Copy all lines holding the word "ساختمانی" from the entries.

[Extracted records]
(begin)
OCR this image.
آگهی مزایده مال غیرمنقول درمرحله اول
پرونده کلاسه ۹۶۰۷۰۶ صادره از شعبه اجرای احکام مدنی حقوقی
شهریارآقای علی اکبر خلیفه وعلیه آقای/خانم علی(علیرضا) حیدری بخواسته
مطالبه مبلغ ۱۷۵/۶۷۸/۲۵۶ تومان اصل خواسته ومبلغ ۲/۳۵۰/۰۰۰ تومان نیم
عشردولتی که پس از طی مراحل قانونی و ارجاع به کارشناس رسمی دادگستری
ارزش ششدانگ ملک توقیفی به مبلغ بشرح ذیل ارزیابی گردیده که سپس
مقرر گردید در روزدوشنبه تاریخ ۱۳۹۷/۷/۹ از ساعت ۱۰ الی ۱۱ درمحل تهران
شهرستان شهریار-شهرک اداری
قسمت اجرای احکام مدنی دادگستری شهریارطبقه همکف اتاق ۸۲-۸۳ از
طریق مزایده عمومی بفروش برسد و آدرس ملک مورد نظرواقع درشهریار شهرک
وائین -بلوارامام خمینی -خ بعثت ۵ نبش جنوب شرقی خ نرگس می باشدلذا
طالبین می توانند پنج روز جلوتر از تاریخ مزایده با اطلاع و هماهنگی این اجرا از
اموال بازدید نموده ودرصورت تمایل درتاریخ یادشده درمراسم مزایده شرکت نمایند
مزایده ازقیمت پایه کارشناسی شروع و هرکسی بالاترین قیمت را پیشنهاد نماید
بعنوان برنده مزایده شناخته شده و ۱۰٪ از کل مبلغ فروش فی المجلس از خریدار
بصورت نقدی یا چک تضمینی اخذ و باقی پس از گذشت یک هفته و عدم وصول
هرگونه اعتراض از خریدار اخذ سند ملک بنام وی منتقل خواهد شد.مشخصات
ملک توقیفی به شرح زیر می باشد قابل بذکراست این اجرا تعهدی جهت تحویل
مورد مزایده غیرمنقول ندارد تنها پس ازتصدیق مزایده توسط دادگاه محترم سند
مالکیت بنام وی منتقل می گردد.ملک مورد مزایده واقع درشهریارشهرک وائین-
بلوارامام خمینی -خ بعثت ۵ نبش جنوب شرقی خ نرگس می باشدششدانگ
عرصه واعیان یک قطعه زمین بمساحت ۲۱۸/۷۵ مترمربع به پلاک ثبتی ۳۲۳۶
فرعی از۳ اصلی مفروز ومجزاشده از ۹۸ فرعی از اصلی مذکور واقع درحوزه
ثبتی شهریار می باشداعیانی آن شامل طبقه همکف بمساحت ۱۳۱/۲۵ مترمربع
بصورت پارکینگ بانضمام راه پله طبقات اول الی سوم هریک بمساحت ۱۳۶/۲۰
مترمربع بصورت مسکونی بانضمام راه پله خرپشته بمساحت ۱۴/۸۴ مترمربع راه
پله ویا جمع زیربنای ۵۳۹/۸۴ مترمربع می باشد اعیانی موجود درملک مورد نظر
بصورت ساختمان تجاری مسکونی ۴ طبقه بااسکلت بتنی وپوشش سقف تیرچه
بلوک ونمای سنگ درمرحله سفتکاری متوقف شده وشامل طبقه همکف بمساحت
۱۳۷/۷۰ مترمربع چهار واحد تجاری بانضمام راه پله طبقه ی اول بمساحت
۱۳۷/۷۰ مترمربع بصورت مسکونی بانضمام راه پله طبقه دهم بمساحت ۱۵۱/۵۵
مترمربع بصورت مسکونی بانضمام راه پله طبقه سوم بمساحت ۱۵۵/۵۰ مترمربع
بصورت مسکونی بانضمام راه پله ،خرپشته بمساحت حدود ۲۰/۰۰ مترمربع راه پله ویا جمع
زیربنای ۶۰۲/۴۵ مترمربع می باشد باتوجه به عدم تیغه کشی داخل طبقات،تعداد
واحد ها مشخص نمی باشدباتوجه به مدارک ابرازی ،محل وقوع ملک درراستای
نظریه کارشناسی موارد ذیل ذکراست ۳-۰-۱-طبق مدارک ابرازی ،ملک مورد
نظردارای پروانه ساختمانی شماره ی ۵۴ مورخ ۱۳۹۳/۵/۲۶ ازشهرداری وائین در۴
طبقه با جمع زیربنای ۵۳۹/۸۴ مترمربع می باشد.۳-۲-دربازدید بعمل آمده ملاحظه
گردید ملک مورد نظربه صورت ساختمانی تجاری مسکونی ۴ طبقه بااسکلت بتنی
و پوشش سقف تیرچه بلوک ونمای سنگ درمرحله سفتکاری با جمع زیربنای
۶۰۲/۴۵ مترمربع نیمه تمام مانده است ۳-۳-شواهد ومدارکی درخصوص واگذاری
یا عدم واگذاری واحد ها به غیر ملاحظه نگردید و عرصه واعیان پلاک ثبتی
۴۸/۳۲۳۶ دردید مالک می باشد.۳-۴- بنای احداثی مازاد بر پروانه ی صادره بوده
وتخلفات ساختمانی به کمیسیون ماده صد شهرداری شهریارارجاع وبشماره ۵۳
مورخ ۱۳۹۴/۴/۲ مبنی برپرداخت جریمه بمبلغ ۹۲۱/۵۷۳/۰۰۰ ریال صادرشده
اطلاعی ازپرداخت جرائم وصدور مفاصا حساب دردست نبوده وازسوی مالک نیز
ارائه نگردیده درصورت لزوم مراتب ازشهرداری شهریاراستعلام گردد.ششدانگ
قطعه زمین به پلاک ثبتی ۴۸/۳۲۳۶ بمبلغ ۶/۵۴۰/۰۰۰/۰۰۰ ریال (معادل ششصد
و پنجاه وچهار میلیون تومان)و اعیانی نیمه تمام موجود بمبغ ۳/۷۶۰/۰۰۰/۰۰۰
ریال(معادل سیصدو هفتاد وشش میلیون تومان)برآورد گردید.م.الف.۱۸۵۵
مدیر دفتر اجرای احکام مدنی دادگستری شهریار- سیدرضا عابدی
(end)
> [Task output]
نظردارای پروانه ساختمانی شماره ی ۵۴ مورخ ۱۳۹۳/۵/۲۶ ازشهرداری وائین در۴
گردید ملک مورد نظربه صورت ساختمانی تجاری مسکونی ۴ طبقه بااسکلت بتنی
وتخلفات ساختمانی به کمیسیون ماده صد شهرداری شهریارارجاع وبشماره ۵۳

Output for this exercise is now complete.